_PROBLEM DESCRIPTION_:
Your task is to output the data exactly as it stands.

>> Begin

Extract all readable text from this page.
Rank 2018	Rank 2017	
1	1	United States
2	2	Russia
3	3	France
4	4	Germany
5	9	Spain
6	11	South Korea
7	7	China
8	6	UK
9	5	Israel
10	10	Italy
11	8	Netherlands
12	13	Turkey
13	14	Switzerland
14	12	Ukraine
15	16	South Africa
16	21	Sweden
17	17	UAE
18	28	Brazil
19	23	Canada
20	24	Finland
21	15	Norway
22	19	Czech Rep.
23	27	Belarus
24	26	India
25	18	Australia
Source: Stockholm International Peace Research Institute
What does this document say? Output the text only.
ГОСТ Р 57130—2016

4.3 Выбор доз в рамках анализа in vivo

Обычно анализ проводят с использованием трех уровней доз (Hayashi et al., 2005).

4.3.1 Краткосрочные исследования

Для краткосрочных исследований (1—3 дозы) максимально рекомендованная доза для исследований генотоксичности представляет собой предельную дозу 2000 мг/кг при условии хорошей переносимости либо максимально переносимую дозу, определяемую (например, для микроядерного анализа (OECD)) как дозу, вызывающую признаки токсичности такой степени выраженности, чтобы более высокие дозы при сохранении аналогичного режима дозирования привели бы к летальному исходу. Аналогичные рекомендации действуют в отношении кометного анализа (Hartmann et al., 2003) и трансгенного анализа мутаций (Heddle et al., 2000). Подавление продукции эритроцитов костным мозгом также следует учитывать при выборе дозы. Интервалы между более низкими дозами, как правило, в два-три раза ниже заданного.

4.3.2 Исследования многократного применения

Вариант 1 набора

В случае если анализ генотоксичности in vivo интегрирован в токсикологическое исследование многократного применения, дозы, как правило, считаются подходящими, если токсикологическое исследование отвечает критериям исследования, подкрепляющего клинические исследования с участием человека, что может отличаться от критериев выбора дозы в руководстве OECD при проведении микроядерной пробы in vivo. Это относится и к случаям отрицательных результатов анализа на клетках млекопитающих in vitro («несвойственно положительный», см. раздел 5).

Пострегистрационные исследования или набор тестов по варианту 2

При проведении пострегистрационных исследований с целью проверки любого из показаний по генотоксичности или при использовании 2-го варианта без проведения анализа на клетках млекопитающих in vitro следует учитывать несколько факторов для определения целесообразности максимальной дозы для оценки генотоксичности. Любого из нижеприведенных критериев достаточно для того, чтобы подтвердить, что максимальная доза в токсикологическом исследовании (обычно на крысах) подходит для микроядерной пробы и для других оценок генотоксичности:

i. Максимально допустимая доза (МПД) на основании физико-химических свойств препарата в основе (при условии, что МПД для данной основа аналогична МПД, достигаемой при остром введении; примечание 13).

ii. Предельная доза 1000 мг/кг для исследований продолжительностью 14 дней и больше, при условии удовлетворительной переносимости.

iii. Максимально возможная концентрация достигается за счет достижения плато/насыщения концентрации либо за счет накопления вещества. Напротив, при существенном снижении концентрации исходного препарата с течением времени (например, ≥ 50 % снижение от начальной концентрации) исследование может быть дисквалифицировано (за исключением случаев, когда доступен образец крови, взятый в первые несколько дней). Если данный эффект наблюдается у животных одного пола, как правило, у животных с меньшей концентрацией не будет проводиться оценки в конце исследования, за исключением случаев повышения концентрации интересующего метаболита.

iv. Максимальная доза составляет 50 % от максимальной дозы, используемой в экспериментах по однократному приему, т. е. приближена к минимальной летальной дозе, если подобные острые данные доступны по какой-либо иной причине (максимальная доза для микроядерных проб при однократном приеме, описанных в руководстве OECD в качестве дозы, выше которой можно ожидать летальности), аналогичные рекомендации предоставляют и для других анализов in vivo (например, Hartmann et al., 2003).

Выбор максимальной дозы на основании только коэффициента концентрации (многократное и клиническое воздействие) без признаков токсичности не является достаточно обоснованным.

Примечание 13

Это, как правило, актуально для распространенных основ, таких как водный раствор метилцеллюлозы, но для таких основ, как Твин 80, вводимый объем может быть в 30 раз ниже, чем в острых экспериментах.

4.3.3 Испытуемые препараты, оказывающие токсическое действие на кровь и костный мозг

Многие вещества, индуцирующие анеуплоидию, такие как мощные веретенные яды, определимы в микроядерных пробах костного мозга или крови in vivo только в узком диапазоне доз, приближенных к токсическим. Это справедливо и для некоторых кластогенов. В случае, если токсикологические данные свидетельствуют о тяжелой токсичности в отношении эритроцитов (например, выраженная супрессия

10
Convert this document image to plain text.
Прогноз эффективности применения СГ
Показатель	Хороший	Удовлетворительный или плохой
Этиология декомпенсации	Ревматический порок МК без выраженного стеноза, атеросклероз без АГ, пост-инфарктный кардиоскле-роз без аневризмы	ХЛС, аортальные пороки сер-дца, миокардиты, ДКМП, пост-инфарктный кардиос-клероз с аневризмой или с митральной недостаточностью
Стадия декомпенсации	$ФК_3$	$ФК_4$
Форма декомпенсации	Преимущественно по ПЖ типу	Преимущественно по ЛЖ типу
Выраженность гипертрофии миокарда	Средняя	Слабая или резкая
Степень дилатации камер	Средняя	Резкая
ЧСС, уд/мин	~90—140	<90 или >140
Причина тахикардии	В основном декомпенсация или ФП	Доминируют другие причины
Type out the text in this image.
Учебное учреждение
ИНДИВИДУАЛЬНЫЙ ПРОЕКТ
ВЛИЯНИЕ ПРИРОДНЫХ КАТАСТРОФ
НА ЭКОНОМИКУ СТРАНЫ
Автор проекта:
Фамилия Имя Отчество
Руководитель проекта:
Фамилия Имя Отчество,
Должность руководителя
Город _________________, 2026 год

>> End

_PROBLEM SOLUTION_:
Extract all readable text from this page.
Rank 2018	Rank 2017	
1	1	United States
2	2	Russia
3	3	France
4	4	Germany
5	9	Spain
6	11	South Korea
7	7	China
8	6	UK
9	5	Israel
10	10	Italy
11	8	Netherlands
12	13	Turkey
13	14	Switzerland
14	12	Ukraine
15	16	South Africa
16	21	Sweden
17	17	UAE
18	28	Brazil
19	23	Canada
20	24	Finland
21	15	Norway
22	19	Czech Rep.
23	27	Belarus
24	26	India
25	18	Australia
Source: Stockholm International Peace Research Institute
What does this document say? Output the text only.
ГОСТ Р 57130—2016

4.3 Выбор доз в рамках анализа in vivo

Обычно анализ проводят с использованием трех уровней доз (Hayashi et al., 2005).

4.3.1 Краткосрочные исследования

Для краткосрочных исследований (1—3 дозы) максимально рекомендованная доза для исследований генотоксичности представляет собой предельную дозу 2000 мг/кг при условии хорошей переносимости либо максимально переносимую дозу, определяемую (например, для микроядерного анализа (OECD)) как дозу, вызывающую признаки токсичности такой степени выраженности, чтобы более высокие дозы при сохранении аналогичного режима дозирования привели бы к летальному исходу. Аналогичные рекомендации действуют в отношении кометного анализа (Hartmann et al., 2003) и трансгенного анализа мутаций (Heddle et al., 2000). Подавление продукции эритроцитов костным мозгом также следует учитывать при выборе дозы. Интервалы между более низкими дозами, как правило, в два-три раза ниже заданного.

4.3.2 Исследования многократного применения

Вариант 1 набора

В случае если анализ генотоксичности in vivo интегрирован в токсикологическое исследование многократного применения, дозы, как правило, считаются подходящими, если токсикологическое исследование отвечает критериям исследования, подкрепляющего клинические исследования с участием человека, что может отличаться от критериев выбора дозы в руководстве OECD при проведении микроядерной пробы in vivo. Это относится и к случаям отрицательных результатов анализа на клетках млекопитающих in vitro («несвойственно положительный», см. раздел 5).

Пострегистрационные исследования или набор тестов по варианту 2

При проведении пострегистрационных исследований с целью проверки любого из показаний по генотоксичности или при использовании 2-го варианта без проведения анализа на клетках млекопитающих in vitro следует учитывать несколько факторов для определения целесообразности максимальной дозы для оценки генотоксичности. Любого из нижеприведенных критериев достаточно для того, чтобы подтвердить, что максимальная доза в токсикологическом исследовании (обычно на крысах) подходит для микроядерной пробы и для других оценок генотоксичности:

i. Максимально допустимая доза (МПД) на основании физико-химических свойств препарата в основе (при условии, что МПД для данной основа аналогична МПД, достигаемой при остром введении; примечание 13).

ii. Предельная доза 1000 мг/кг для исследований продолжительностью 14 дней и больше, при условии удовлетворительной переносимости.

iii. Максимально возможная концентрация достигается за счет достижения плато/насыщения концентрации либо за счет накопления вещества. Напротив, при существенном снижении концентрации исходного препарата с течением времени (например, ≥ 50 % снижение от начальной концентрации) исследование может быть дисквалифицировано (за исключением случаев, когда доступен образец крови, взятый в первые несколько дней). Если данный эффект наблюдается у животных одного пола, как правило, у животных с меньшей концентрацией не будет проводиться оценки в конце исследования, за исключением случаев повышения концентрации интересующего метаболита.

iv. Максимальная доза составляет 50 % от максимальной дозы, используемой в экспериментах по однократному приему, т. е. приближена к минимальной летальной дозе, если подобные острые данные доступны по какой-либо иной причине (максимальная доза для микроядерных проб при однократном приеме, описанных в руководстве OECD в качестве дозы, выше которой можно ожидать летальности), аналогичные рекомендации предоставляют и для других анализов in vivo (например, Hartmann et al., 2003).

Выбор максимальной дозы на основании только коэффициента концентрации (многократное и клиническое воздействие) без признаков токсичности не является достаточно обоснованным.

Примечание 13

Это, как правило, актуально для распространенных основ, таких как водный раствор метилцеллюлозы, но для таких основ, как Твин 80, вводимый объем может быть в 30 раз ниже, чем в острых экспериментах.

4.3.3 Испытуемые препараты, оказывающие токсическое действие на кровь и костный мозг

Многие вещества, индуцирующие анеуплоидию, такие как мощные веретенные яды, определимы в микроядерных пробах костного мозга или крови in vivo только в узком диапазоне доз, приближенных к токсическим. Это справедливо и для некоторых кластогенов. В случае, если токсикологические данные свидетельствуют о тяжелой токсичности в отношении эритроцитов (например, выраженная супрессия

10
Convert this document image to plain text.
Прогноз эффективности применения СГ
Показатель	Хороший	Удовлетворительный или плохой
Этиология декомпенсации	Ревматический порок МК без выраженного стеноза, атеросклероз без АГ, пост-инфарктный кардиоскле-роз без аневризмы	ХЛС, аортальные пороки сер-дца, миокардиты, ДКМП, пост-инфарктный кардиос-клероз с аневризмой или с митральной недостаточностью
Стадия декомпенсации	$ФК_3$	$ФК_4$
Форма декомпенсации	Преимущественно по ПЖ типу	Преимущественно по ЛЖ типу
Выраженность гипертрофии миокарда	Средняя	Слабая или резкая
Степень дилатации камер	Средняя	Резкая
ЧСС, уд/мин	~90—140	<90 или >140
Причина тахикардии	В основном декомпенсация или ФП	Доминируют другие причины
Type out the text in this image.
Учебное учреждение
ИНДИВИДУАЛЬНЫЙ ПРОЕКТ
ВЛИЯНИЕ ПРИРОДНЫХ КАТАСТРОФ
НА ЭКОНОМИКУ СТРАНЫ
Автор проекта:
Фамилия Имя Отчество
Руководитель проекта:
Фамилия Имя Отчество,
Должность руководителя
Город _________________, 2026 год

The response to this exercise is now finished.